■ DO THIS
Repeat each line of the material exactly.
Start of AVAILABLE RECORDS
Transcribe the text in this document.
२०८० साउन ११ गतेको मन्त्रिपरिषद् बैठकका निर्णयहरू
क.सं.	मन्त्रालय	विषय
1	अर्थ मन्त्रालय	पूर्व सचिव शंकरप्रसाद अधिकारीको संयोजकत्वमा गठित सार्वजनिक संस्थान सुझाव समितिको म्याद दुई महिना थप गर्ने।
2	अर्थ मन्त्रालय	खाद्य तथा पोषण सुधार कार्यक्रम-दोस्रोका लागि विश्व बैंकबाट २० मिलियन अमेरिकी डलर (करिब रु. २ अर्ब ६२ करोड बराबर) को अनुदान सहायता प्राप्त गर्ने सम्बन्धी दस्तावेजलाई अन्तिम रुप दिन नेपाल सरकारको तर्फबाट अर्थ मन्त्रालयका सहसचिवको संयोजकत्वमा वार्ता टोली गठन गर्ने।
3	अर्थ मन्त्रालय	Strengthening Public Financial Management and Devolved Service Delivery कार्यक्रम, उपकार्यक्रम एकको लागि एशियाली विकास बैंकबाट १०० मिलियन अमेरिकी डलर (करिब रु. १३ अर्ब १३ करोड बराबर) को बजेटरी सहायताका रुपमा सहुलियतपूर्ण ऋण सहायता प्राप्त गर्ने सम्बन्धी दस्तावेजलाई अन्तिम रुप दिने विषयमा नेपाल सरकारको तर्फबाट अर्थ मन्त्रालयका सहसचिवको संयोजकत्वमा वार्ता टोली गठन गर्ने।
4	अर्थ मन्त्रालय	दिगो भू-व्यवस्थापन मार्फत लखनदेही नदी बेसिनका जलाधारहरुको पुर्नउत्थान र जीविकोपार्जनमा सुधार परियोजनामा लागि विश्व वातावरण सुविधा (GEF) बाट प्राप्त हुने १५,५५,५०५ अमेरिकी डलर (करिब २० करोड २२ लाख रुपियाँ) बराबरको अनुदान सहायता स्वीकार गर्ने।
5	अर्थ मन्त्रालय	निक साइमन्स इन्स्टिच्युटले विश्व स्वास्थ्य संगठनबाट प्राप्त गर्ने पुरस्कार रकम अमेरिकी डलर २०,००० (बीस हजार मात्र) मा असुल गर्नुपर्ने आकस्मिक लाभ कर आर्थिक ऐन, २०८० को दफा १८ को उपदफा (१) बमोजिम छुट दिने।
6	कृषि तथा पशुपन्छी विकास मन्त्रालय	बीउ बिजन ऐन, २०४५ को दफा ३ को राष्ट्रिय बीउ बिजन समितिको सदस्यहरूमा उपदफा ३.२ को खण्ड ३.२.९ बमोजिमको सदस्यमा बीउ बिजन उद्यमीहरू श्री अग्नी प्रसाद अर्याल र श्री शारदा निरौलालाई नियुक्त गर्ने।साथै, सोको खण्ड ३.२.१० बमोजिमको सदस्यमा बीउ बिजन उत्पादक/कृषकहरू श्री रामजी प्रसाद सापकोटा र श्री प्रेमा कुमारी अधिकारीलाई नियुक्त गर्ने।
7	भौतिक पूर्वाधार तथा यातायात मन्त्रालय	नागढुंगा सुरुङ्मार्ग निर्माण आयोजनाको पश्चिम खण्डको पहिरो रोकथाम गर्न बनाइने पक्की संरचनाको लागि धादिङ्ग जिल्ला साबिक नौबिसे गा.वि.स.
End of AVAILABLE RECORDS
■ TASK ANSWER
Transcribe the text in this document.
२०८० साउन ११ गतेको मन्त्रिपरिषद् बैठकका निर्णयहरू
क.सं.	मन्त्रालय	विषय
1	अर्थ मन्त्रालय	पूर्व सचिव शंकरप्रसाद अधिकारीको संयोजकत्वमा गठित सार्वजनिक संस्थान सुझाव समितिको म्याद दुई महिना थप गर्ने।
2	अर्थ मन्त्रालय	खाद्य तथा पोषण सुधार कार्यक्रम-दोस्रोका लागि विश्व बैंकबाट २० मिलियन अमेरिकी डलर (करिब रु. २ अर्ब ६२ करोड बराबर) को अनुदान सहायता प्राप्त गर्ने सम्बन्धी दस्तावेजलाई अन्तिम रुप दिन नेपाल सरकारको तर्फबाट अर्थ मन्त्रालयका सहसचिवको संयोजकत्वमा वार्ता टोली गठन गर्ने।
3	अर्थ मन्त्रालय	Strengthening Public Financial Management and Devolved Service Delivery कार्यक्रम, उपकार्यक्रम एकको लागि एशियाली विकास बैंकबाट १०० मिलियन अमेरिकी डलर (करिब रु. १३ अर्ब १३ करोड बराबर) को बजेटरी सहायताका रुपमा सहुलियतपूर्ण ऋण सहायता प्राप्त गर्ने सम्बन्धी दस्तावेजलाई अन्तिम रुप दिने विषयमा नेपाल सरकारको तर्फबाट अर्थ मन्त्रालयका सहसचिवको संयोजकत्वमा वार्ता टोली गठन गर्ने।
4	अर्थ मन्त्रालय	दिगो भू-व्यवस्थापन मार्फत लखनदेही नदी बेसिनका जलाधारहरुको पुर्नउत्थान र जीविकोपार्जनमा सुधार परियोजनामा लागि विश्व वातावरण सुविधा (GEF) बाट प्राप्त हुने १५,५५,५०५ अमेरिकी डलर (करिब २० करोड २२ लाख रुपियाँ) बराबरको अनुदान सहायता स्वीकार गर्ने।
5	अर्थ मन्त्रालय	निक साइमन्स इन्स्टिच्युटले विश्व स्वास्थ्य संगठनबाट प्राप्त गर्ने पुरस्कार रकम अमेरिकी डलर २०,००० (बीस हजार मात्र) मा असुल गर्नुपर्ने आकस्मिक लाभ कर आर्थिक ऐन, २०८० को दफा १८ को उपदफा (१) बमोजिम छुट दिने।
6	कृषि तथा पशुपन्छी विकास मन्त्रालय	बीउ बिजन ऐन, २०४५ को दफा ३ को राष्ट्रिय बीउ बिजन समितिको सदस्यहरूमा उपदफा ३.२ को खण्ड ३.२.९ बमोजिमको सदस्यमा बीउ बिजन उद्यमीहरू श्री अग्नी प्रसाद अर्याल र श्री शारदा निरौलालाई नियुक्त गर्ने।साथै, सोको खण्ड ३.२.१० बमोजिमको सदस्यमा बीउ बिजन उत्पादक/कृषकहरू श्री रामजी प्रसाद सापकोटा र श्री प्रेमा कुमारी अधिकारीलाई नियुक्त गर्ने।
7	भौतिक पूर्वाधार तथा यातायात मन्त्रालय	नागढुंगा सुरुङ्मार्ग निर्माण आयोजनाको पश्चिम खण्डको पहिरो रोकथाम गर्न बनाइने पक्की संरचनाको लागि धादिङ्ग जिल्ला साबिक नौबिसे गा.वि.स.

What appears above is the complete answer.